**Written exercise:** Each record below is to be reproduced without any change.

**Working data:**
........

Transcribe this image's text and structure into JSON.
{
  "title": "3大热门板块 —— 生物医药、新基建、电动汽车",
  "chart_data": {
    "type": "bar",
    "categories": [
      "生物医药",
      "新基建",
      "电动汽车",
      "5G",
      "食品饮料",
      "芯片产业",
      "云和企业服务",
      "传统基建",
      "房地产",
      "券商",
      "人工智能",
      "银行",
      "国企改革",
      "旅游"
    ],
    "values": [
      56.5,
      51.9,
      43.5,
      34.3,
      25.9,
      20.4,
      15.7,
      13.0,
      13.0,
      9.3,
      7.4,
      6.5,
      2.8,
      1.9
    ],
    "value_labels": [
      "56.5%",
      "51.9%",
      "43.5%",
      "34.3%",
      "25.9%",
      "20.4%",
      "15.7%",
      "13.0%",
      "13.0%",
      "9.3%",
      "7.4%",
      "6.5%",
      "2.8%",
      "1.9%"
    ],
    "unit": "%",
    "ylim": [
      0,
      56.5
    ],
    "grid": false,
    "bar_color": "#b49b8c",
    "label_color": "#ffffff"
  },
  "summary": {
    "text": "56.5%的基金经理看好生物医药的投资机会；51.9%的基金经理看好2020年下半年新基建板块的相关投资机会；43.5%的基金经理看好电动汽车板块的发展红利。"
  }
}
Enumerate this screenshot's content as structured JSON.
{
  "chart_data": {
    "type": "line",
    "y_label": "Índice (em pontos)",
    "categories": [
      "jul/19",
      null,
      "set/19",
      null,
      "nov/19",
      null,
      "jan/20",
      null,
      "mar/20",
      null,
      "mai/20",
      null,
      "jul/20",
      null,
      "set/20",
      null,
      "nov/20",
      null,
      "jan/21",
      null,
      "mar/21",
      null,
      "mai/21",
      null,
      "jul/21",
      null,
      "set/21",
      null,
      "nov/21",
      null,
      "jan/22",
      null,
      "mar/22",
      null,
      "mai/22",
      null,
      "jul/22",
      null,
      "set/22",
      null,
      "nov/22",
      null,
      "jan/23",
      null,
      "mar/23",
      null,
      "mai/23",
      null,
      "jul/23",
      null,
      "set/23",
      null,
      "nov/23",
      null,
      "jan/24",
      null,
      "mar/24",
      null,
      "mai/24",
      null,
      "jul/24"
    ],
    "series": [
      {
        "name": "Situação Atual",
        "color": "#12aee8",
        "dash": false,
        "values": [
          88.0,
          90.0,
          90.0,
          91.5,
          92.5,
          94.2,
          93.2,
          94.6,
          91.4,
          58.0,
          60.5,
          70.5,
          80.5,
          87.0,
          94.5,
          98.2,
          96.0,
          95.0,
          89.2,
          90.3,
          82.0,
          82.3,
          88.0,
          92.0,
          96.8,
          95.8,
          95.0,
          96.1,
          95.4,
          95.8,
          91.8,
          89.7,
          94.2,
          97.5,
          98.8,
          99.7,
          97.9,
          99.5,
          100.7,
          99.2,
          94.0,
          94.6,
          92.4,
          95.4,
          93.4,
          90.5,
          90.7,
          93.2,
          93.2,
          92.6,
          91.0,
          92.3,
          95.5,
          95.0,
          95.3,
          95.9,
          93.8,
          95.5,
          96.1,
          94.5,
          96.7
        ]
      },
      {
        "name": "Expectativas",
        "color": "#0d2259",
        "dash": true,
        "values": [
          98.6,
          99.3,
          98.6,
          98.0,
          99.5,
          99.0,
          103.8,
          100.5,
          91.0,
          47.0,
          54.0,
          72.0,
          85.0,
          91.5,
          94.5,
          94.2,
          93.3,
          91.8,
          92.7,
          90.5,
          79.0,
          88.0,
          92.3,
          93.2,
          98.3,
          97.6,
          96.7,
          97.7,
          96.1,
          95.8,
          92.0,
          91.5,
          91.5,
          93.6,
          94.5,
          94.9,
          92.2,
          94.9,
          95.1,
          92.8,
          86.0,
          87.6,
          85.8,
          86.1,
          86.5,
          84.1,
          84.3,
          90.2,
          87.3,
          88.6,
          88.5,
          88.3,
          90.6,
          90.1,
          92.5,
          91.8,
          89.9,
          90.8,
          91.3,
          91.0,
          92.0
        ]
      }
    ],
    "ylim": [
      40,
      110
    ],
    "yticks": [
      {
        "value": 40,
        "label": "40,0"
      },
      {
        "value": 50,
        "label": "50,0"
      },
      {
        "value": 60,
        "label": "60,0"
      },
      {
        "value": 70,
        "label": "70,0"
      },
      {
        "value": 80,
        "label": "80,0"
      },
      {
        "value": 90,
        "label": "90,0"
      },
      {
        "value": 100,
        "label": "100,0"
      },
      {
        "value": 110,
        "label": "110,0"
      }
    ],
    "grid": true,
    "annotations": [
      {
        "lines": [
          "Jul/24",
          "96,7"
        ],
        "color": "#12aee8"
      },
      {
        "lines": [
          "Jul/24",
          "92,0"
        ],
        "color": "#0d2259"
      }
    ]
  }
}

........

**Answer:**
Transcribe this image's text and structure into JSON.
{
  "title": "3大热门板块 —— 生物医药、新基建、电动汽车",
  "chart_data": {
    "type": "bar",
    "categories": [
      "生物医药",
      "新基建",
      "电动汽车",
      "5G",
      "食品饮料",
      "芯片产业",
      "云和企业服务",
      "传统基建",
      "房地产",
      "券商",
      "人工智能",
      "银行",
      "国企改革",
      "旅游"
    ],
    "values": [
      56.5,
      51.9,
      43.5,
      34.3,
      25.9,
      20.4,
      15.7,
      13.0,
      13.0,
      9.3,
      7.4,
      6.5,
      2.8,
      1.9
    ],
    "value_labels": [
      "56.5%",
      "51.9%",
      "43.5%",
      "34.3%",
      "25.9%",
      "20.4%",
      "15.7%",
      "13.0%",
      "13.0%",
      "9.3%",
      "7.4%",
      "6.5%",
      "2.8%",
      "1.9%"
    ],
    "unit": "%",
    "ylim": [
      0,
      56.5
    ],
    "grid": false,
    "bar_color": "#b49b8c",
    "label_color": "#ffffff"
  },
  "summary": {
    "text": "56.5%的基金经理看好生物医药的投资机会；51.9%的基金经理看好2020年下半年新基建板块的相关投资机会；43.5%的基金经理看好电动汽车板块的发展红利。"
  }
}
Enumerate this screenshot's content as structured JSON.
{
  "chart_data": {
    "type": "line",
    "y_label": "Índice (em pontos)",
    "categories": [
      "jul/19",
      null,
      "set/19",
      null,
      "nov/19",
      null,
      "jan/20",
      null,
      "mar/20",
      null,
      "mai/20",
      null,
      "jul/20",
      null,
      "set/20",
      null,
      "nov/20",
      null,
      "jan/21",
      null,
      "mar/21",
      null,
      "mai/21",
      null,
      "jul/21",
      null,
      "set/21",
      null,
      "nov/21",
      null,
      "jan/22",
      null,
      "mar/22",
      null,
      "mai/22",
      null,
      "jul/22",
      null,
      "set/22",
      null,
      "nov/22",
      null,
      "jan/23",
      null,
      "mar/23",
      null,
      "mai/23",
      null,
      "jul/23",
      null,
      "set/23",
      null,
      "nov/23",
      null,
      "jan/24",
      null,
      "mar/24",
      null,
      "mai/24",
      null,
      "jul/24"
    ],
    "series": [
      {
        "name": "Situação Atual",
        "color": "#12aee8",
        "dash": false,
        "values": [
          88.0,
          90.0,
          90.0,
          91.5,
          92.5,
          94.2,
          93.2,
          94.6,
          91.4,
          58.0,
          60.5,
          70.5,
          80.5,
          87.0,
          94.5,
          98.2,
          96.0,
          95.0,
          89.2,
          90.3,
          82.0,
          82.3,
          88.0,
          92.0,
          96.8,
          95.8,
          95.0,
          96.1,
          95.4,
          95.8,
          91.8,
          89.7,
          94.2,
          97.5,
          98.8,
          99.7,
          97.9,
          99.5,
          100.7,
          99.2,
          94.0,
          94.6,
          92.4,
          95.4,
          93.4,
          90.5,
          90.7,
          93.2,
          93.2,
          92.6,
          91.0,
          92.3,
          95.5,
          95.0,
          95.3,
          95.9,
          93.8,
          95.5,
          96.1,
          94.5,
          96.7
        ]
      },
      {
        "name": "Expectativas",
        "color": "#0d2259",
        "dash": true,
        "values": [
          98.6,
          99.3,
          98.6,
          98.0,
          99.5,
          99.0,
          103.8,
          100.5,
          91.0,
          47.0,
          54.0,
          72.0,
          85.0,
          91.5,
          94.5,
          94.2,
          93.3,
          91.8,
          92.7,
          90.5,
          79.0,
          88.0,
          92.3,
          93.2,
          98.3,
          97.6,
          96.7,
          97.7,
          96.1,
          95.8,
          92.0,
          91.5,
          91.5,
          93.6,
          94.5,
          94.9,
          92.2,
          94.9,
          95.1,
          92.8,
          86.0,
          87.6,
          85.8,
          86.1,
          86.5,
          84.1,
          84.3,
          90.2,
          87.3,
          88.6,
          88.5,
          88.3,
          90.6,
          90.1,
          92.5,
          91.8,
          89.9,
          90.8,
          91.3,
          91.0,
          92.0
        ]
      }
    ],
    "ylim": [
      40,
      110
    ],
    "yticks": [
      {
        "value": 40,
        "label": "40,0"
      },
      {
        "value": 50,
        "label": "50,0"
      },
      {
        "value": 60,
        "label": "60,0"
      },
      {
        "value": 70,
        "label": "70,0"
      },
      {
        "value": 80,
        "label": "80,0"
      },
      {
        "value": 90,
        "label": "90,0"
      },
      {
        "value": 100,
        "label": "100,0"
      },
      {
        "value": 110,
        "label": "110,0"
      }
    ],
    "grid": true,
    "annotations": [
      {
        "lines": [
          "Jul/24",
          "96,7"
        ],
        "color": "#12aee8"
      },
      {
        "lines": [
          "Jul/24",
          "92,0"
        ],
        "color": "#0d2259"
      }
    ]
  }
}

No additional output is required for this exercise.